▸ PAGE EXCERPT
--*--

Chemiresistive Gas Sensors: Materials, Mechanisms, and Applications on the Road to Intelligence and Multifunctionality

Advances in chemiresistive gas sensors (CGSs) are driving their evolution toward multifunctionality and intelligence. Nevertheless, it remains crucial to track the latest developments and clarify the key contributions of materials and structural engineering in enabling these capabilities. First, this review describes the key performance metrics of CGSs and summarizes the characteristics and transduction mechanisms of representative sensing materials, including metal-oxide semiconductors (MOSs), carbon nanomaterials (CNs), conducting polymers (CPs), MXenes, two-dimensional transition-metal dichalcogenides (2D TMDs), and other emerging materials. Next, major performance-enhancement strategies are discussed in response to the intrinsic limitations of CGSs, covering nanostructure and morphology engineering, heterostructure construction, chemical doping and surface functionalization, and composite/hybrid engineering, as well as humidity interference and corresponding mitigation approaches. Further, advances in applications spanning environmental, medical, industrial, and food-related scenarios are surveyed, with a focus on material selection and performance evaluation. Building on these developments, the latest progress in advanced CGSs is highlighted, particularly wearable sensing, self-powered operation, machine-learning (ML)-assisted pattern recognition, and integration with wireless communication systems. Finally, the major challenges currently facing the field are identified, and perspectives on future research trends are provided.

--*--

[Stored dataset items]
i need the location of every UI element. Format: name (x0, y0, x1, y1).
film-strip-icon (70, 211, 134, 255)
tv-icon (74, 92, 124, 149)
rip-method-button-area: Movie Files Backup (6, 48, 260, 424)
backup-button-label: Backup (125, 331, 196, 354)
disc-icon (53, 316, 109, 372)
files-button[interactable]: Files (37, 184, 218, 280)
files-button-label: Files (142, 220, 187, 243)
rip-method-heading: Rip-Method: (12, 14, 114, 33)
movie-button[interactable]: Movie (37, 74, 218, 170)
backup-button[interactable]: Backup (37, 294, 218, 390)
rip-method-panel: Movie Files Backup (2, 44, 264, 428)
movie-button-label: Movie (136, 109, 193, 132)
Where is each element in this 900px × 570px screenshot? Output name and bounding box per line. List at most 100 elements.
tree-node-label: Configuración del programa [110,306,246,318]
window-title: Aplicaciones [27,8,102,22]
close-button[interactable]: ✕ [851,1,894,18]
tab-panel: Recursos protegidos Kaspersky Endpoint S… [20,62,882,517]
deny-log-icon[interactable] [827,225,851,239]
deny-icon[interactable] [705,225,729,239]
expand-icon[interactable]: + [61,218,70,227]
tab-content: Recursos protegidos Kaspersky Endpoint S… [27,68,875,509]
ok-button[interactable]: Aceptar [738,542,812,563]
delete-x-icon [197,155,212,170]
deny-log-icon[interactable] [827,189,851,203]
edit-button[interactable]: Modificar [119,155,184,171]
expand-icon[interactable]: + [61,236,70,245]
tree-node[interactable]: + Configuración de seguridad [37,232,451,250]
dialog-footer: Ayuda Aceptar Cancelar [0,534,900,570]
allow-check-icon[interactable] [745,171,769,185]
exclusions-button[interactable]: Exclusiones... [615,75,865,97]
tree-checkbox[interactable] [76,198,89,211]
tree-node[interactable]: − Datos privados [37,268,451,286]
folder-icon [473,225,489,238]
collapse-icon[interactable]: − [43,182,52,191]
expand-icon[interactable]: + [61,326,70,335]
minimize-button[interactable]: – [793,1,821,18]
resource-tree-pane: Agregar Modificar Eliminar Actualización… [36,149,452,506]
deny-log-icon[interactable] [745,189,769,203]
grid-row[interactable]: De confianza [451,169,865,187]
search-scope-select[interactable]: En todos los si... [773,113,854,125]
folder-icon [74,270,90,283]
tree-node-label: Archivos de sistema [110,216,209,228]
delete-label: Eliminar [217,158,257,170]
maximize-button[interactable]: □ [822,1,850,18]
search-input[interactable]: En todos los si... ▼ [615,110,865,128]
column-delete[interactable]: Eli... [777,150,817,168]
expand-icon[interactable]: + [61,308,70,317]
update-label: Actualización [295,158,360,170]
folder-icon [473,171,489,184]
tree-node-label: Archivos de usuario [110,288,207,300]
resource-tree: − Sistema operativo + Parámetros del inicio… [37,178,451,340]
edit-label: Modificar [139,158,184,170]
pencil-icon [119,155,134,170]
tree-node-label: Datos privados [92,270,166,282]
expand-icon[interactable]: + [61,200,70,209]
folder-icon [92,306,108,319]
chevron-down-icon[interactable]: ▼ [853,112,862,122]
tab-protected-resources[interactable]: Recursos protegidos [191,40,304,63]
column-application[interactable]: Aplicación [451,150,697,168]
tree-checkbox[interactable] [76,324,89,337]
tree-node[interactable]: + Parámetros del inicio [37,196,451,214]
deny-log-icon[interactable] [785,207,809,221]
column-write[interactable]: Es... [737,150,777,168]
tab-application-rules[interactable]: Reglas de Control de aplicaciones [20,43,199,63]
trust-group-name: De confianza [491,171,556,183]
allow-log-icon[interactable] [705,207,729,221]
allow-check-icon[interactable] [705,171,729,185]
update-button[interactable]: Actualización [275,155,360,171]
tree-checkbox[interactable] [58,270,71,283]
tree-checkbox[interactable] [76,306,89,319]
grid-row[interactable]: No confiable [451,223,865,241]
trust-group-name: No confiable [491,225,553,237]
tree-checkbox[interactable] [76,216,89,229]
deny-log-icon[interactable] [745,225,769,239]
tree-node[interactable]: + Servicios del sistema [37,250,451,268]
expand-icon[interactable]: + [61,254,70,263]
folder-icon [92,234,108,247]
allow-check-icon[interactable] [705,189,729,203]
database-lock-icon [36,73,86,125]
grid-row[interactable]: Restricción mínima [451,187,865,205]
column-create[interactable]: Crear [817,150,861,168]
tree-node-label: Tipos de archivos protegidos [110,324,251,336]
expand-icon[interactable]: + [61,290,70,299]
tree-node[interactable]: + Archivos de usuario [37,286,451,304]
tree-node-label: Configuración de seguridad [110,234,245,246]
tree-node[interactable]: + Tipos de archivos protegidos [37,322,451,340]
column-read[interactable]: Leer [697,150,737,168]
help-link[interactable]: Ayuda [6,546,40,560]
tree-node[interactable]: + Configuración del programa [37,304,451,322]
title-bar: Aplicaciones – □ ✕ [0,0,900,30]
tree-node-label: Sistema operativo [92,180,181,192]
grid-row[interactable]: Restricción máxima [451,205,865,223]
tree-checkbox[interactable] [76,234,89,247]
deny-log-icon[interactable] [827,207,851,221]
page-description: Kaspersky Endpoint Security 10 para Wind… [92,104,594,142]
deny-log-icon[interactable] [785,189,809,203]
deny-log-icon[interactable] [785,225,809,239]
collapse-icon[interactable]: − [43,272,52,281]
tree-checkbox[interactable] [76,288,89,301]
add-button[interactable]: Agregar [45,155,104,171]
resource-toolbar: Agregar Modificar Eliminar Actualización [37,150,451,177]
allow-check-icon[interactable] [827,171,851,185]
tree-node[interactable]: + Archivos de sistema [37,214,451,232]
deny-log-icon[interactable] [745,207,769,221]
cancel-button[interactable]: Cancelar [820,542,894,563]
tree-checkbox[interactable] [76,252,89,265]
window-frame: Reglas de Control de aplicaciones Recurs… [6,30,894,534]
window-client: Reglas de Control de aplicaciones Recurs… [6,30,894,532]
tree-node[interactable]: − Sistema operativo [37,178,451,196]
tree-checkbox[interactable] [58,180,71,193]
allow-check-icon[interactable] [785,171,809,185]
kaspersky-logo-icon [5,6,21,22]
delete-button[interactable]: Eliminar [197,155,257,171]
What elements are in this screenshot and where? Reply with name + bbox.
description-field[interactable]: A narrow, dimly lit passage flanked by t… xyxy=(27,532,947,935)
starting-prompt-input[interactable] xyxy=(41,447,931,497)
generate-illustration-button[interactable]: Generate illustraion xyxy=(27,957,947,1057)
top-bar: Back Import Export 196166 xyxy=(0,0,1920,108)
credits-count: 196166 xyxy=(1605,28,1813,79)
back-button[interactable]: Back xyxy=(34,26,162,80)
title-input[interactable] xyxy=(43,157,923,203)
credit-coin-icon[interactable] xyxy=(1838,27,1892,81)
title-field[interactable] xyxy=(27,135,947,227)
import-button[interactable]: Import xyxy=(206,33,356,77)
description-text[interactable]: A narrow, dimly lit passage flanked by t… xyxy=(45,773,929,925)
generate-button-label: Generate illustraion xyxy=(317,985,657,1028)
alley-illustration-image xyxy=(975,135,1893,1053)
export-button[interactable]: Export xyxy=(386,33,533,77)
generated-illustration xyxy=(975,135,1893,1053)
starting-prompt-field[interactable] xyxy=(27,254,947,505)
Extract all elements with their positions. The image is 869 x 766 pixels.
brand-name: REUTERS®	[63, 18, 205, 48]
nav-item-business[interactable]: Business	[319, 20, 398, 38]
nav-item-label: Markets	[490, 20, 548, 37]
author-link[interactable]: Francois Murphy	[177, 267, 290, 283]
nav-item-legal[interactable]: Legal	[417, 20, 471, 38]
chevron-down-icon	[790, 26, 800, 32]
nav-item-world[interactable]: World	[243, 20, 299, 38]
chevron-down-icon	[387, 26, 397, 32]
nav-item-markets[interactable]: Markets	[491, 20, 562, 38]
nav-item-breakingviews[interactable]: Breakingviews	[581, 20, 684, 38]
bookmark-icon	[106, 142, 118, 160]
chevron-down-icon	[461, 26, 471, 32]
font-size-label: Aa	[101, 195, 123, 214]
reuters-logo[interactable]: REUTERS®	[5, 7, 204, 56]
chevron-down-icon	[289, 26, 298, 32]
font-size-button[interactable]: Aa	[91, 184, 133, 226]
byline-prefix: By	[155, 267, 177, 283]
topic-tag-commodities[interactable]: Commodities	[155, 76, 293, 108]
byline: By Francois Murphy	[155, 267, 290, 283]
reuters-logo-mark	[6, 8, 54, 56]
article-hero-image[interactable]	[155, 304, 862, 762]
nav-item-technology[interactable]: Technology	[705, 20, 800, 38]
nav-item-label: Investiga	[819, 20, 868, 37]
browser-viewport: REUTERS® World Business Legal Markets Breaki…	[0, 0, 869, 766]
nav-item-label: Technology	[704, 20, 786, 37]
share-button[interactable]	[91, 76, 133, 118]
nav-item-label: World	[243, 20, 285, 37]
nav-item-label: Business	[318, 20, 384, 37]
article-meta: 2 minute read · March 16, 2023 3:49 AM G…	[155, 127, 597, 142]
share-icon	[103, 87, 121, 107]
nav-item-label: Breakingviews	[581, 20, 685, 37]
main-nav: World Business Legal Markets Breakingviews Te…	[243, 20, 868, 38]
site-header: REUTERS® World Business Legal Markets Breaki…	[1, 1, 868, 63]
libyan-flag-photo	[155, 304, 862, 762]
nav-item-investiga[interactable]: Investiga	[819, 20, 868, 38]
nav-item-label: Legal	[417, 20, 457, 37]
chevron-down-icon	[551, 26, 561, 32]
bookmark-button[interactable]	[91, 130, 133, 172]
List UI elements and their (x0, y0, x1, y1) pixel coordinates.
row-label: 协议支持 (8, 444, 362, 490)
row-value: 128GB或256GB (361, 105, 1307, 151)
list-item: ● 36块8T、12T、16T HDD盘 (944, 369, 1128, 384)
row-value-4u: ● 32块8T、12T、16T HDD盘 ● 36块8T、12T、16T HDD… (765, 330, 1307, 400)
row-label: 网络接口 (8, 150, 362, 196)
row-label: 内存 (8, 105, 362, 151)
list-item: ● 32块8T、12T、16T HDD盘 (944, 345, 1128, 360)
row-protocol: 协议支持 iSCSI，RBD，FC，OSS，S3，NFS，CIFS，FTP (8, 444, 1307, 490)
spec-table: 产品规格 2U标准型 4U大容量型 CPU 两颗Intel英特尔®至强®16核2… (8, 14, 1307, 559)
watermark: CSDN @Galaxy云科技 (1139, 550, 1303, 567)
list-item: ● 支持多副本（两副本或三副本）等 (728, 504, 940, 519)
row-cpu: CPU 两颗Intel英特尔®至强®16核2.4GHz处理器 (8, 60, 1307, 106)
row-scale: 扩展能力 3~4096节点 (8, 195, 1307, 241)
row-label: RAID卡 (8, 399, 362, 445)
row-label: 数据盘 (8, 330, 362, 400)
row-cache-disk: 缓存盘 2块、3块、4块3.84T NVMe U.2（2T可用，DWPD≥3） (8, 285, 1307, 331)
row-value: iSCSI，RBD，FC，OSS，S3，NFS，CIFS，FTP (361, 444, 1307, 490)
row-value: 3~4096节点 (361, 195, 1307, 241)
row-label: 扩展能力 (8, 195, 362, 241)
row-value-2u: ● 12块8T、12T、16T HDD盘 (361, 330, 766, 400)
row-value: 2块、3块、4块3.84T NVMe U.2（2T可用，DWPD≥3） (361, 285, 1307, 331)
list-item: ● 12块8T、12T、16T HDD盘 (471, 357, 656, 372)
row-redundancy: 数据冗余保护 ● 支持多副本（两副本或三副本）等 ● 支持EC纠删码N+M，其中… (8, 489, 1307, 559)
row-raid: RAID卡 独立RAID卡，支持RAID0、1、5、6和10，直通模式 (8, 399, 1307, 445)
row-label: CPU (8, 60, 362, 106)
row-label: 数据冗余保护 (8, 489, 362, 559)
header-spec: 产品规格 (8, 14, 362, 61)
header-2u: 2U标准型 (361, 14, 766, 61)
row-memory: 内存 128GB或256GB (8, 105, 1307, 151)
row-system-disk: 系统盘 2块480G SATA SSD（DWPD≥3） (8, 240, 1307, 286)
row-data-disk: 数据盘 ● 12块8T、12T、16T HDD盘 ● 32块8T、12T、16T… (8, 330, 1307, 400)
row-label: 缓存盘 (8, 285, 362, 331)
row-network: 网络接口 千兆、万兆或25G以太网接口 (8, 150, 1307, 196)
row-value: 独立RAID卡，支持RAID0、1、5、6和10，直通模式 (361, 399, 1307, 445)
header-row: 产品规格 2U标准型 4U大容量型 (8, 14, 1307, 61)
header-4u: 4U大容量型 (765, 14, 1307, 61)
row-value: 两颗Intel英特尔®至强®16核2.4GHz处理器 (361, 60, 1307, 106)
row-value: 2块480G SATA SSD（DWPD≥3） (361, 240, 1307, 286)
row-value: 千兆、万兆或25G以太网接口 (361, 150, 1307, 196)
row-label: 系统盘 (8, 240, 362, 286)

--*--

Reproduce the abstract on chemiresistive gas sensors in full, word for word, title included.

Chemiresistive Gas Sensors: Materials, Mechanisms, and Applications on the Road to Intelligence and Multifunctionality

Advances in chemiresistive gas sensors (CGSs) are driving their evolution toward multifunctionality and intelligence. Nevertheless, it remains crucial to track the latest developments and clarify the key contributions of materials and structural engineering in enabling these capabilities. First, this review describes the key performance metrics of CGSs and summarizes the characteristics and transduction mechanisms of representative sensing materials, including metal-oxide semiconductors (MOSs), carbon nanomaterials (CNs), conducting polymers (CPs), MXenes, two-dimensional transition-metal dichalcogenides (2D TMDs), and other emerging materials. Next, major performance-enhancement strategies are discussed in response to the intrinsic limitations of CGSs, covering nanostructure and morphology engineering, heterostructure construction, chemical doping and surface functionalization, and composite/hybrid engineering, as well as humidity interference and corresponding mitigation approaches. Further, advances in applications spanning environmental, medical, industrial, and food-related scenarios are surveyed, with a focus on material selection and performance evaluation. Building on these developments, the latest progress in advanced CGSs is highlighted, particularly wearable sensing, self-powered operation, machine-learning (ML)-assisted pattern recognition, and integration with wireless communication systems. Finally, the major challenges currently facing the field are identified, and perspectives on future research trends are provided.